Exercise objective →
Return the records exactly as they are.
◇ ◇ ◇ ◇ ◇ ◇ ◇
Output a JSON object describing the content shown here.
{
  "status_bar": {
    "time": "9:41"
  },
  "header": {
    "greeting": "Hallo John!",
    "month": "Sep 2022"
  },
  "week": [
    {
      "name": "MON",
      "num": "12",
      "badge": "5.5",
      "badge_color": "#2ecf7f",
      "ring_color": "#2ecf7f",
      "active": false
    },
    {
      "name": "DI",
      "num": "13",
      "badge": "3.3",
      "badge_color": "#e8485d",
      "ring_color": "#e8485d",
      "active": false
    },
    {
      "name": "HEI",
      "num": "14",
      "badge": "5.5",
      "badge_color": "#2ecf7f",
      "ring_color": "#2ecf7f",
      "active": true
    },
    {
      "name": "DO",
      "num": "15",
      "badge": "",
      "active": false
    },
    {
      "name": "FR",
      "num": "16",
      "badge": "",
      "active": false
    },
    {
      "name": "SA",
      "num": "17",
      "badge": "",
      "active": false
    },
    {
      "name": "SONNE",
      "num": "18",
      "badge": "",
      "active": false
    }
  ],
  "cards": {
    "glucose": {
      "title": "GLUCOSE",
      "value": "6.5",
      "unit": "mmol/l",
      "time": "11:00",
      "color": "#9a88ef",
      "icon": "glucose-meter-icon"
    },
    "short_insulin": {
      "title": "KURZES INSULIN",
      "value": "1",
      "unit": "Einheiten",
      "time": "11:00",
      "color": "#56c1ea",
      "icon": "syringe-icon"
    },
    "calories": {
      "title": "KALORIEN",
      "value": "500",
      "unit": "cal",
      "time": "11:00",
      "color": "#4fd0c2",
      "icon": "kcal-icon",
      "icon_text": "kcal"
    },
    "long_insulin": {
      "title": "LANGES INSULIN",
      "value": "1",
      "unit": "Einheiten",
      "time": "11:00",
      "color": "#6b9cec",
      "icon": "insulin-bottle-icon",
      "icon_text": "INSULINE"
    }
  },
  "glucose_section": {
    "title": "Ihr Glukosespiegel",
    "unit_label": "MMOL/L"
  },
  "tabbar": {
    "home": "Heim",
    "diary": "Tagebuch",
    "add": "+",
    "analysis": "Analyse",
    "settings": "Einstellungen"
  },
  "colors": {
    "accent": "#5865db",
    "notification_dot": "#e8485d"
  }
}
◇ ◇ ◇ ◇ ◇ ◇ ◇
Solution to this problem →
Output a JSON object describing the content shown here.
{
  "status_bar": {
    "time": "9:41"
  },
  "header": {
    "greeting": "Hallo John!",
    "month": "Sep 2022"
  },
  "week": [
    {
      "name": "MON",
      "num": "12",
      "badge": "5.5",
      "badge_color": "#2ecf7f",
      "ring_color": "#2ecf7f",
      "active": false
    },
    {
      "name": "DI",
      "num": "13",
      "badge": "3.3",
      "badge_color": "#e8485d",
      "ring_color": "#e8485d",
      "active": false
    },
    {
      "name": "HEI",
      "num": "14",
      "badge": "5.5",
      "badge_color": "#2ecf7f",
      "ring_color": "#2ecf7f",
      "active": true
    },
    {
      "name": "DO",
      "num": "15",
      "badge": "",
      "active": false
    },
    {
      "name": "FR",
      "num": "16",
      "badge": "",
      "active": false
    },
    {
      "name": "SA",
      "num": "17",
      "badge": "",
      "active": false
    },
    {
      "name": "SONNE",
      "num": "18",
      "badge": "",
      "active": false
    }
  ],
  "cards": {
    "glucose": {
      "title": "GLUCOSE",
      "value": "6.5",
      "unit": "mmol/l",
      "time": "11:00",
      "color": "#9a88ef",
      "icon": "glucose-meter-icon"
    },
    "short_insulin": {
      "title": "KURZES INSULIN",
      "value": "1",
      "unit": "Einheiten",
      "time": "11:00",
      "color": "#56c1ea",
      "icon": "syringe-icon"
    },
    "calories": {
      "title": "KALORIEN",
      "value": "500",
      "unit": "cal",
      "time": "11:00",
      "color": "#4fd0c2",
      "icon": "kcal-icon",
      "icon_text": "kcal"
    },
    "long_insulin": {
      "title": "LANGES INSULIN",
      "value": "1",
      "unit": "Einheiten",
      "time": "11:00",
      "color": "#6b9cec",
      "icon": "insulin-bottle-icon",
      "icon_text": "INSULINE"
    }
  },
  "glucose_section": {
    "title": "Ihr Glukosespiegel",
    "unit_label": "MMOL/L"
  },
  "tabbar": {
    "home": "Heim",
    "diary": "Tagebuch",
    "add": "+",
    "analysis": "Analyse",
    "settings": "Einstellungen"
  },
  "colors": {
    "accent": "#5865db",
    "notification_dot": "#e8485d"
  }
}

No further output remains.